- **Extracts from a graphics dataset**:
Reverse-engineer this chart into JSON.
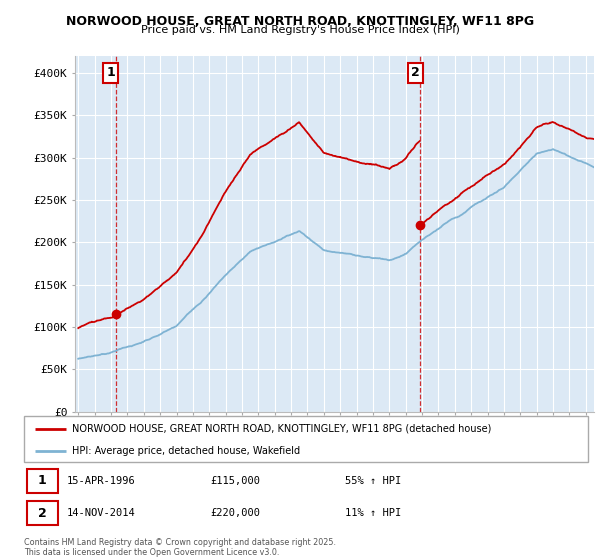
{
  "title1": "NORWOOD HOUSE, GREAT NORTH ROAD, KNOTTINGLEY, WF11 8PG",
  "title2": "Price paid vs. HM Land Registry's House Price Index (HPI)",
  "ylim": [
    0,
    420000
  ],
  "yticks": [
    0,
    50000,
    100000,
    150000,
    200000,
    250000,
    300000,
    350000,
    400000
  ],
  "ytick_labels": [
    "£0",
    "£50K",
    "£100K",
    "£150K",
    "£200K",
    "£250K",
    "£300K",
    "£350K",
    "£400K"
  ],
  "purchase1": {
    "date_num": 1996.29,
    "price": 115000,
    "label": "1"
  },
  "purchase2": {
    "date_num": 2014.87,
    "price": 220000,
    "label": "2"
  },
  "vline1_x": 1996.29,
  "vline2_x": 2014.87,
  "red_line_color": "#cc0000",
  "blue_line_color": "#7fb3d3",
  "bg_color": "#dce9f5",
  "grid_color": "#ffffff",
  "legend_label1": "NORWOOD HOUSE, GREAT NORTH ROAD, KNOTTINGLEY, WF11 8PG (detached house)",
  "legend_label2": "HPI: Average price, detached house, Wakefield",
  "footer": "Contains HM Land Registry data © Crown copyright and database right 2025.\nThis data is licensed under the Open Government Licence v3.0.",
  "xmin": 1993.8,
  "xmax": 2025.5,
  "ann1_date": "15-APR-1996",
  "ann1_price": "£115,000",
  "ann1_hpi": "55% ↑ HPI",
  "ann2_date": "14-NOV-2014",
  "ann2_price": "£220,000",
  "ann2_hpi": "11% ↑ HPI"
}
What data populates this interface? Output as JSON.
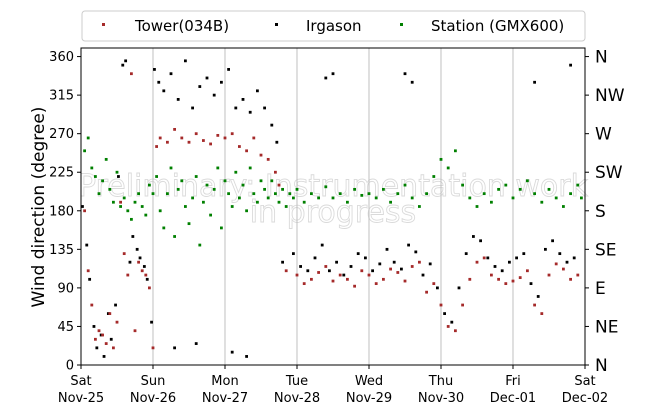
{
  "chart_data": {
    "type": "scatter",
    "ylabel": "Wind direction (degree)",
    "ylim": [
      0,
      370
    ],
    "xlim": [
      "2024-11-25T00:00",
      "2024-12-02T00:00"
    ],
    "grid": "vertical at day boundaries",
    "legend": {
      "placement": "top, outside plot, 3 columns"
    },
    "watermark": [
      "Preliminary: Instrumentation work",
      "in progress"
    ],
    "x_tick_labels": [
      {
        "day": "Sat",
        "date": "Nov-25"
      },
      {
        "day": "Sun",
        "date": "Nov-26"
      },
      {
        "day": "Mon",
        "date": "Nov-27"
      },
      {
        "day": "Tue",
        "date": "Nov-28"
      },
      {
        "day": "Wed",
        "date": "Nov-29"
      },
      {
        "day": "Thu",
        "date": "Nov-30"
      },
      {
        "day": "Fri",
        "date": "Dec-01"
      },
      {
        "day": "Sat",
        "date": "Dec-02"
      }
    ],
    "y_ticks": [
      0,
      45,
      90,
      135,
      180,
      225,
      270,
      315,
      360
    ],
    "y_ticks_right": [
      {
        "value": 0,
        "label": "N"
      },
      {
        "value": 45,
        "label": "NE"
      },
      {
        "value": 90,
        "label": "E"
      },
      {
        "value": 135,
        "label": "SE"
      },
      {
        "value": 180,
        "label": "S"
      },
      {
        "value": 225,
        "label": "SW"
      },
      {
        "value": 270,
        "label": "W"
      },
      {
        "value": 315,
        "label": "NW"
      },
      {
        "value": 360,
        "label": "N"
      }
    ],
    "series": [
      {
        "name": "Tower(034B)",
        "color": "#a52a2a",
        "x_unit": "days since Nov-25 00:00",
        "points": [
          [
            0.05,
            180
          ],
          [
            0.1,
            110
          ],
          [
            0.15,
            70
          ],
          [
            0.2,
            30
          ],
          [
            0.25,
            40
          ],
          [
            0.3,
            35
          ],
          [
            0.35,
            25
          ],
          [
            0.4,
            60
          ],
          [
            0.45,
            20
          ],
          [
            0.5,
            50
          ],
          [
            0.55,
            190
          ],
          [
            0.6,
            130
          ],
          [
            0.65,
            105
          ],
          [
            0.7,
            340
          ],
          [
            0.75,
            40
          ],
          [
            0.8,
            120
          ],
          [
            0.85,
            110
          ],
          [
            0.9,
            105
          ],
          [
            0.95,
            90
          ],
          [
            1.0,
            20
          ],
          [
            1.05,
            255
          ],
          [
            1.1,
            265
          ],
          [
            1.2,
            260
          ],
          [
            1.3,
            275
          ],
          [
            1.4,
            265
          ],
          [
            1.5,
            260
          ],
          [
            1.6,
            270
          ],
          [
            1.7,
            262
          ],
          [
            1.8,
            258
          ],
          [
            1.9,
            268
          ],
          [
            2.0,
            265
          ],
          [
            2.1,
            270
          ],
          [
            2.2,
            255
          ],
          [
            2.3,
            250
          ],
          [
            2.4,
            265
          ],
          [
            2.5,
            245
          ],
          [
            2.6,
            240
          ],
          [
            2.7,
            225
          ],
          [
            2.75,
            210
          ],
          [
            2.85,
            110
          ],
          [
            3.0,
            105
          ],
          [
            3.1,
            95
          ],
          [
            3.2,
            100
          ],
          [
            3.3,
            108
          ],
          [
            3.4,
            115
          ],
          [
            3.5,
            98
          ],
          [
            3.6,
            105
          ],
          [
            3.7,
            100
          ],
          [
            3.8,
            92
          ],
          [
            3.9,
            110
          ],
          [
            4.0,
            105
          ],
          [
            4.1,
            95
          ],
          [
            4.2,
            100
          ],
          [
            4.3,
            112
          ],
          [
            4.4,
            108
          ],
          [
            4.5,
            98
          ],
          [
            4.6,
            115
          ],
          [
            4.7,
            120
          ],
          [
            4.8,
            85
          ],
          [
            4.9,
            95
          ],
          [
            5.0,
            70
          ],
          [
            5.1,
            45
          ],
          [
            5.2,
            40
          ],
          [
            5.3,
            70
          ],
          [
            5.4,
            100
          ],
          [
            5.5,
            120
          ],
          [
            5.6,
            125
          ],
          [
            5.7,
            105
          ],
          [
            5.8,
            100
          ],
          [
            5.9,
            95
          ],
          [
            6.0,
            98
          ],
          [
            6.1,
            102
          ],
          [
            6.2,
            110
          ],
          [
            6.3,
            70
          ],
          [
            6.4,
            60
          ],
          [
            6.5,
            105
          ],
          [
            6.6,
            118
          ],
          [
            6.7,
            112
          ],
          [
            6.8,
            100
          ],
          [
            6.9,
            105
          ]
        ]
      },
      {
        "name": "Irgason",
        "color": "#000000",
        "x_unit": "days since Nov-25 00:00",
        "points": [
          [
            0.02,
            185
          ],
          [
            0.08,
            140
          ],
          [
            0.12,
            100
          ],
          [
            0.18,
            45
          ],
          [
            0.22,
            20
          ],
          [
            0.28,
            35
          ],
          [
            0.32,
            10
          ],
          [
            0.38,
            60
          ],
          [
            0.42,
            30
          ],
          [
            0.48,
            70
          ],
          [
            0.52,
            220
          ],
          [
            0.58,
            350
          ],
          [
            0.62,
            355
          ],
          [
            0.68,
            120
          ],
          [
            0.72,
            150
          ],
          [
            0.78,
            135
          ],
          [
            0.82,
            125
          ],
          [
            0.88,
            115
          ],
          [
            0.92,
            100
          ],
          [
            0.98,
            50
          ],
          [
            1.02,
            345
          ],
          [
            1.08,
            330
          ],
          [
            1.15,
            320
          ],
          [
            1.25,
            340
          ],
          [
            1.35,
            310
          ],
          [
            1.45,
            355
          ],
          [
            1.55,
            300
          ],
          [
            1.65,
            325
          ],
          [
            1.75,
            335
          ],
          [
            1.85,
            315
          ],
          [
            1.95,
            330
          ],
          [
            2.05,
            345
          ],
          [
            2.15,
            300
          ],
          [
            2.25,
            310
          ],
          [
            2.35,
            295
          ],
          [
            2.45,
            320
          ],
          [
            2.55,
            300
          ],
          [
            2.65,
            280
          ],
          [
            2.72,
            260
          ],
          [
            2.8,
            120
          ],
          [
            2.95,
            130
          ],
          [
            3.05,
            115
          ],
          [
            3.15,
            110
          ],
          [
            3.25,
            125
          ],
          [
            3.35,
            140
          ],
          [
            3.45,
            110
          ],
          [
            3.55,
            120
          ],
          [
            3.65,
            105
          ],
          [
            3.75,
            115
          ],
          [
            3.85,
            130
          ],
          [
            3.95,
            125
          ],
          [
            4.05,
            110
          ],
          [
            4.15,
            118
          ],
          [
            4.25,
            135
          ],
          [
            4.35,
            120
          ],
          [
            4.45,
            112
          ],
          [
            4.55,
            140
          ],
          [
            4.65,
            132
          ],
          [
            4.75,
            105
          ],
          [
            4.85,
            118
          ],
          [
            4.95,
            90
          ],
          [
            5.05,
            60
          ],
          [
            5.15,
            50
          ],
          [
            5.25,
            90
          ],
          [
            5.35,
            130
          ],
          [
            5.45,
            150
          ],
          [
            5.55,
            145
          ],
          [
            5.65,
            125
          ],
          [
            5.75,
            115
          ],
          [
            5.85,
            110
          ],
          [
            5.95,
            120
          ],
          [
            6.05,
            125
          ],
          [
            6.15,
            130
          ],
          [
            6.25,
            95
          ],
          [
            6.35,
            80
          ],
          [
            6.45,
            135
          ],
          [
            6.55,
            145
          ],
          [
            6.65,
            130
          ],
          [
            6.75,
            120
          ],
          [
            6.85,
            125
          ],
          [
            4.5,
            340
          ],
          [
            4.6,
            330
          ],
          [
            3.4,
            335
          ],
          [
            3.5,
            340
          ],
          [
            2.3,
            10
          ],
          [
            6.8,
            350
          ],
          [
            1.3,
            20
          ],
          [
            1.6,
            25
          ],
          [
            2.1,
            15
          ],
          [
            6.3,
            330
          ]
        ]
      },
      {
        "name": "Station (GMX600)",
        "color": "#008000",
        "x_unit": "days since Nov-25 00:00",
        "points": [
          [
            0.05,
            250
          ],
          [
            0.1,
            265
          ],
          [
            0.15,
            230
          ],
          [
            0.2,
            220
          ],
          [
            0.25,
            200
          ],
          [
            0.3,
            215
          ],
          [
            0.35,
            240
          ],
          [
            0.4,
            205
          ],
          [
            0.45,
            190
          ],
          [
            0.5,
            225
          ],
          [
            0.55,
            185
          ],
          [
            0.6,
            195
          ],
          [
            0.65,
            180
          ],
          [
            0.7,
            170
          ],
          [
            0.75,
            190
          ],
          [
            0.8,
            200
          ],
          [
            0.85,
            185
          ],
          [
            0.9,
            175
          ],
          [
            0.95,
            210
          ],
          [
            1.0,
            200
          ],
          [
            1.05,
            220
          ],
          [
            1.1,
            180
          ],
          [
            1.15,
            160
          ],
          [
            1.2,
            200
          ],
          [
            1.25,
            230
          ],
          [
            1.3,
            150
          ],
          [
            1.35,
            205
          ],
          [
            1.4,
            215
          ],
          [
            1.45,
            185
          ],
          [
            1.5,
            165
          ],
          [
            1.55,
            195
          ],
          [
            1.6,
            220
          ],
          [
            1.65,
            140
          ],
          [
            1.7,
            190
          ],
          [
            1.75,
            210
          ],
          [
            1.8,
            175
          ],
          [
            1.85,
            205
          ],
          [
            1.9,
            230
          ],
          [
            1.95,
            160
          ],
          [
            2.0,
            215
          ],
          [
            2.05,
            200
          ],
          [
            2.1,
            185
          ],
          [
            2.15,
            225
          ],
          [
            2.2,
            195
          ],
          [
            2.25,
            210
          ],
          [
            2.3,
            180
          ],
          [
            2.35,
            230
          ],
          [
            2.4,
            200
          ],
          [
            2.45,
            190
          ],
          [
            2.5,
            215
          ],
          [
            2.55,
            205
          ],
          [
            2.6,
            195
          ],
          [
            2.65,
            215
          ],
          [
            2.7,
            200
          ],
          [
            2.75,
            190
          ],
          [
            2.8,
            205
          ],
          [
            2.85,
            185
          ],
          [
            2.9,
            200
          ],
          [
            2.95,
            195
          ],
          [
            3.0,
            205
          ],
          [
            3.1,
            190
          ],
          [
            3.2,
            200
          ],
          [
            3.3,
            195
          ],
          [
            3.4,
            208
          ],
          [
            3.5,
            195
          ],
          [
            3.6,
            200
          ],
          [
            3.7,
            190
          ],
          [
            3.8,
            205
          ],
          [
            3.9,
            198
          ],
          [
            4.0,
            200
          ],
          [
            4.1,
            195
          ],
          [
            4.2,
            205
          ],
          [
            4.3,
            190
          ],
          [
            4.4,
            200
          ],
          [
            4.5,
            210
          ],
          [
            4.6,
            195
          ],
          [
            4.7,
            185
          ],
          [
            4.8,
            200
          ],
          [
            4.9,
            220
          ],
          [
            5.0,
            240
          ],
          [
            5.1,
            230
          ],
          [
            5.2,
            250
          ],
          [
            5.3,
            210
          ],
          [
            5.4,
            195
          ],
          [
            5.5,
            185
          ],
          [
            5.6,
            200
          ],
          [
            5.7,
            190
          ],
          [
            5.8,
            205
          ],
          [
            5.9,
            210
          ],
          [
            6.0,
            195
          ],
          [
            6.1,
            205
          ],
          [
            6.2,
            215
          ],
          [
            6.3,
            200
          ],
          [
            6.4,
            190
          ],
          [
            6.5,
            205
          ],
          [
            6.6,
            195
          ],
          [
            6.7,
            185
          ],
          [
            6.8,
            200
          ],
          [
            6.9,
            210
          ],
          [
            6.95,
            195
          ]
        ]
      }
    ]
  }
}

- **PROBLEM STATEMENT**: Which lines contain the word "ROAD"? Copy each of them.

- **WRITTEN SOLUTION**:
  "title1": "NORWOOD HOUSE, GREAT NORTH ROAD, KNOTTINGLEY, WF11 8PG",
  "legend_label1": "NORWOOD HOUSE, GREAT NORTH ROAD, KNOTTINGLEY, WF11 8PG (detached house)",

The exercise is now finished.